====== TASK INPUT ======

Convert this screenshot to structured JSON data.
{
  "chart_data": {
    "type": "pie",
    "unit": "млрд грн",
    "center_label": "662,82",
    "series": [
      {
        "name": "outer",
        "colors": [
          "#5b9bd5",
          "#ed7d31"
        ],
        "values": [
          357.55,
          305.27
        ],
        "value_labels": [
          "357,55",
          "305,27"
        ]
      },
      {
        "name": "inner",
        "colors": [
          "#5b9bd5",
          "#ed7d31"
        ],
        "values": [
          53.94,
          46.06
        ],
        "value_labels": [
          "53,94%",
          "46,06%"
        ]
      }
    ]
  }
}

======

● **WHAT THIS TASK INVOLVES**
Repeat the entries above exactly, leaving nothing out.

● **RESPONSE TO THE EXERCISE**
Convert this screenshot to structured JSON data.
{
  "chart_data": {
    "type": "pie",
    "unit": "млрд грн",
    "center_label": "662,82",
    "series": [
      {
        "name": "outer",
        "colors": [
          "#5b9bd5",
          "#ed7d31"
        ],
        "values": [
          357.55,
          305.27
        ],
        "value_labels": [
          "357,55",
          "305,27"
        ]
      },
      {
        "name": "inner",
        "colors": [
          "#5b9bd5",
          "#ed7d31"
        ],
        "values": [
          53.94,
          46.06
        ],
        "value_labels": [
          "53,94%",
          "46,06%"
        ]
      }
    ]
  }
}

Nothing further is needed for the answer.